• Problem statement: Copy each line of the records that contains the word "cantar".

• Data for the task:

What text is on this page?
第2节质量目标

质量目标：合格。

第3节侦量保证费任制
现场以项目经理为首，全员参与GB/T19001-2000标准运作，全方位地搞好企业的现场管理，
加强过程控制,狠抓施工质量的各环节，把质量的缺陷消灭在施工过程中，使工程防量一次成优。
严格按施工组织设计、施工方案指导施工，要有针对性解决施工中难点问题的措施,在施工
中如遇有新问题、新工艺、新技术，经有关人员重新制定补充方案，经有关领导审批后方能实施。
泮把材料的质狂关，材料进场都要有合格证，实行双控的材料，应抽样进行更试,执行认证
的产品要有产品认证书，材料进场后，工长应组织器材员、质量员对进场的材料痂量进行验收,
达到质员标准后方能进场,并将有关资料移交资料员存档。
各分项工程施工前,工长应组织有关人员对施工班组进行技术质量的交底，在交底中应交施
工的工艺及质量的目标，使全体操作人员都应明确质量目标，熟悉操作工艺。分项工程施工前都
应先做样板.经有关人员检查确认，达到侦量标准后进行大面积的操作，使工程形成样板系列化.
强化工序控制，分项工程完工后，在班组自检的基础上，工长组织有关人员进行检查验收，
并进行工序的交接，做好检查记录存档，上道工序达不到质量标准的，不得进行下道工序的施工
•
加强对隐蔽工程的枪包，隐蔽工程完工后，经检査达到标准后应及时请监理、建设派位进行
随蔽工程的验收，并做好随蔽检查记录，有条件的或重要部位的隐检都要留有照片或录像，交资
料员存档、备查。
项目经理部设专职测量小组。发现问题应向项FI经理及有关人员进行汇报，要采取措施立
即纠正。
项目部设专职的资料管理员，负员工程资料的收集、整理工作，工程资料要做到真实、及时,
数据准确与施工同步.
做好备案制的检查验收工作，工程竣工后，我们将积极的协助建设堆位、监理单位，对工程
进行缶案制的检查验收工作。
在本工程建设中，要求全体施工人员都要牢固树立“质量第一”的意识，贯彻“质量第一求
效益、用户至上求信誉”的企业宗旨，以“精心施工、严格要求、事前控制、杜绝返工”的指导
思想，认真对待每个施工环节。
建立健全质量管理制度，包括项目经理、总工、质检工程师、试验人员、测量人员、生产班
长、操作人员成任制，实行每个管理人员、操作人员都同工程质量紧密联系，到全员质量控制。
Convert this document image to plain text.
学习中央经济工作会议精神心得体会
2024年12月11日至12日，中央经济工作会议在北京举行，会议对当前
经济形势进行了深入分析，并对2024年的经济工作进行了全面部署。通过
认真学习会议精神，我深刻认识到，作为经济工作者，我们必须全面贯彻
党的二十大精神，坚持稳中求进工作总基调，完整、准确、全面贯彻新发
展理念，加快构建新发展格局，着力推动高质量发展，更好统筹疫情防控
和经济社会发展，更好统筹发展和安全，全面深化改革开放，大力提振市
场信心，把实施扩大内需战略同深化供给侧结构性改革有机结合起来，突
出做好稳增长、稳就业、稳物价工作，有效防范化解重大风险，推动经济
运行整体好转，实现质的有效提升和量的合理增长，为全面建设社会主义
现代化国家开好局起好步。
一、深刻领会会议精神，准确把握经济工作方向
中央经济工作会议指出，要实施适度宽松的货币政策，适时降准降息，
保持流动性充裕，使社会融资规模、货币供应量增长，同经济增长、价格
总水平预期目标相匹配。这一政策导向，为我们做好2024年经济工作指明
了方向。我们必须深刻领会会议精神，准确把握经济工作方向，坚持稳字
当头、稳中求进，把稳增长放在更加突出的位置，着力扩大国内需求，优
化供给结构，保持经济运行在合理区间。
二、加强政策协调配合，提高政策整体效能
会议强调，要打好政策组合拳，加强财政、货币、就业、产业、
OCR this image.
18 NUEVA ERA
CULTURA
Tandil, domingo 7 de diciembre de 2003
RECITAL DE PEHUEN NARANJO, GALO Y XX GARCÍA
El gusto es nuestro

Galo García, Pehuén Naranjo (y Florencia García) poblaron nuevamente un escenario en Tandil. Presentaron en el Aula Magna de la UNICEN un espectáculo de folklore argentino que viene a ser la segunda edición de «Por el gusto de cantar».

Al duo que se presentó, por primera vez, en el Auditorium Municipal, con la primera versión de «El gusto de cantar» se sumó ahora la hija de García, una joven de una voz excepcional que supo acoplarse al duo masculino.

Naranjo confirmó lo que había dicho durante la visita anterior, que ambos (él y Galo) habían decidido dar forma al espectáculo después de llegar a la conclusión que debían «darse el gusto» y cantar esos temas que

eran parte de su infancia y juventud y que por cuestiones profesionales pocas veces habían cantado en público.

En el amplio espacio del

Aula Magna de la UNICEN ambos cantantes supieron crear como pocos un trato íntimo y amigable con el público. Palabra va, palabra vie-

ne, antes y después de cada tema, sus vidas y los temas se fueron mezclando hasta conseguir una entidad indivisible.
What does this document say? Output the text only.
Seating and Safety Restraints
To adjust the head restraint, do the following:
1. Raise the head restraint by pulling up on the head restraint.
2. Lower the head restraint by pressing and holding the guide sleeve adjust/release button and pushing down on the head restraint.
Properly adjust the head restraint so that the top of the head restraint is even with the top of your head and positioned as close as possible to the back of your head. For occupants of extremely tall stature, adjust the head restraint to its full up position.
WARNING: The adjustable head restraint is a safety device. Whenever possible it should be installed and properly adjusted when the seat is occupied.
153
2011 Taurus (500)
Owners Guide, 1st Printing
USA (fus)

• Solution to the problem:
Galo García, Pehuén Naranjo (y Florencia García) poblaron nuevamente un escenario en Tandil. Presentaron en el Aula Magna de la UNICEN un espectáculo de folklore argentino que viene a ser la segunda edición de «Por el gusto de cantar».
Al duo que se presentó, por primera vez, en el Auditorium Municipal, con la primera versión de «El gusto de cantar» se sumó ahora la hija de García, una joven de una voz excepcional que supo acoplarse al duo masculino.
Naranjo confirmó lo que había dicho durante la visita anterior, que ambos (él y Galo) habían decidido dar forma al espectáculo después de llegar a la conclusión que debían «darse el gusto» y cantar esos temas que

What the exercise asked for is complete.